[Dataset items]
"""

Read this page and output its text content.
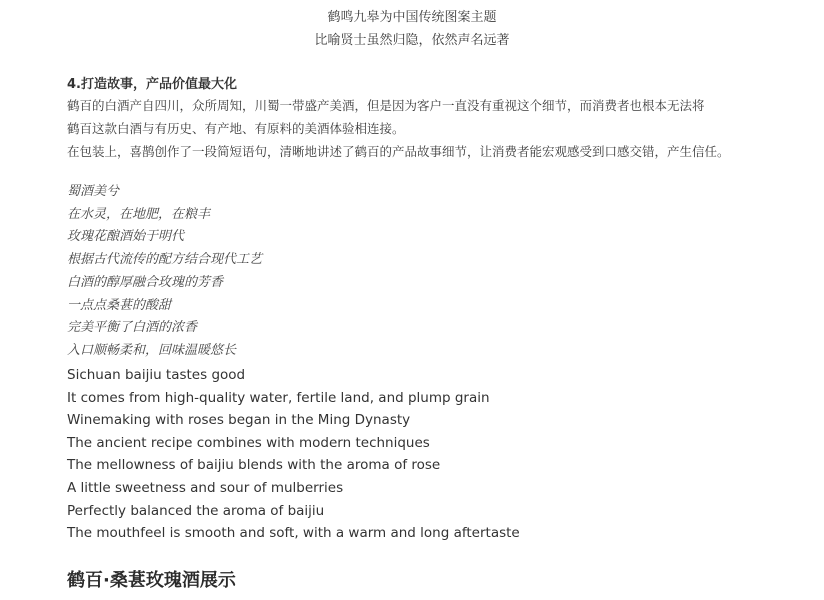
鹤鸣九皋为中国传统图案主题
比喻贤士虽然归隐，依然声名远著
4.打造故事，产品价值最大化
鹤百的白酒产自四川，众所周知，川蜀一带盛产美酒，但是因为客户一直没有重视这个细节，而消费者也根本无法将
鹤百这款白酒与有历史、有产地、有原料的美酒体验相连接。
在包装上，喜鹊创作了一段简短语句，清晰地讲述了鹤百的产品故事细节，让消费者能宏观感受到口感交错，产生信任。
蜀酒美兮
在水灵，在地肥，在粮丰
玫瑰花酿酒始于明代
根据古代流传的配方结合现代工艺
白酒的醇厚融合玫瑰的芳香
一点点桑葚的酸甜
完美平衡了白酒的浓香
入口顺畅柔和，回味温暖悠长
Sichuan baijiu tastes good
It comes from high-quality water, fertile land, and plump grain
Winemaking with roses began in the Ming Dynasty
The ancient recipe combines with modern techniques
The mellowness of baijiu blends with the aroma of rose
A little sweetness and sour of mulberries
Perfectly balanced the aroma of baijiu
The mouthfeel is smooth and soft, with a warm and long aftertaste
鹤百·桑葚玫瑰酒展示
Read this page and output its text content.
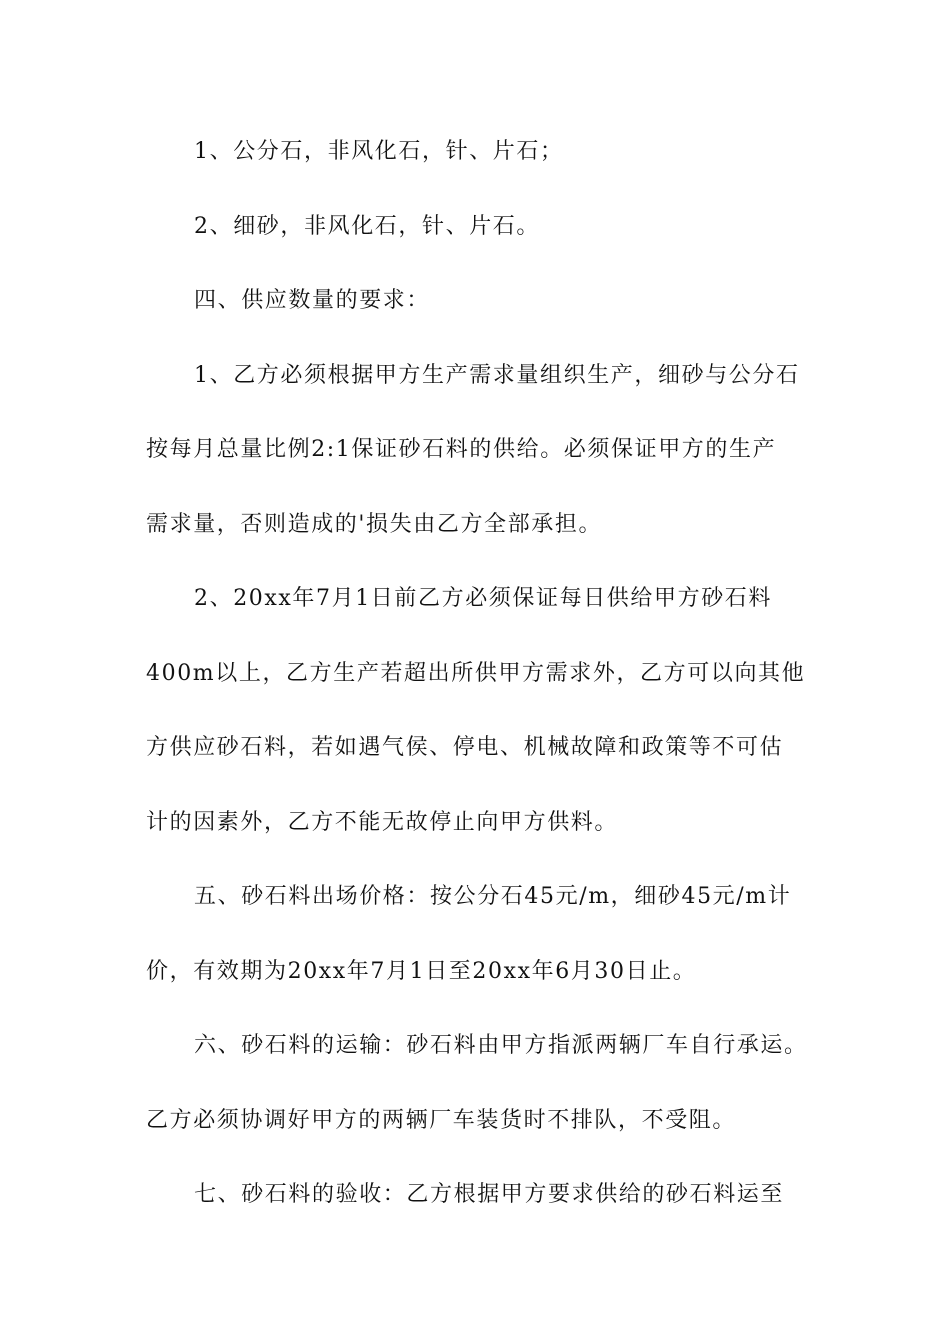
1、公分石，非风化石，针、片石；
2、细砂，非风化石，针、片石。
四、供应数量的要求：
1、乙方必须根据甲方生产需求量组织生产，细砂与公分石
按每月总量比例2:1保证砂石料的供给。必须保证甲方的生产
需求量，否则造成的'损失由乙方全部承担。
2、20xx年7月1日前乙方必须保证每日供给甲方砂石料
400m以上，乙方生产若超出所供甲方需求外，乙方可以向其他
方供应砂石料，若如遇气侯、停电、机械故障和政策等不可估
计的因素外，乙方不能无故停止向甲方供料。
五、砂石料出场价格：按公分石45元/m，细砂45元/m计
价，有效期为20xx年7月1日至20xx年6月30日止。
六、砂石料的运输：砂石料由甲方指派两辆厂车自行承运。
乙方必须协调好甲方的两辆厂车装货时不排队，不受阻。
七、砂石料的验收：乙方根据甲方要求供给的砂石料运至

"""

> _TASK BRIEF_:
Among the entries above, how many lines hold the string "aroma"? Respond with nothing but the number.

> _PROBLEM SOLUTION_:
2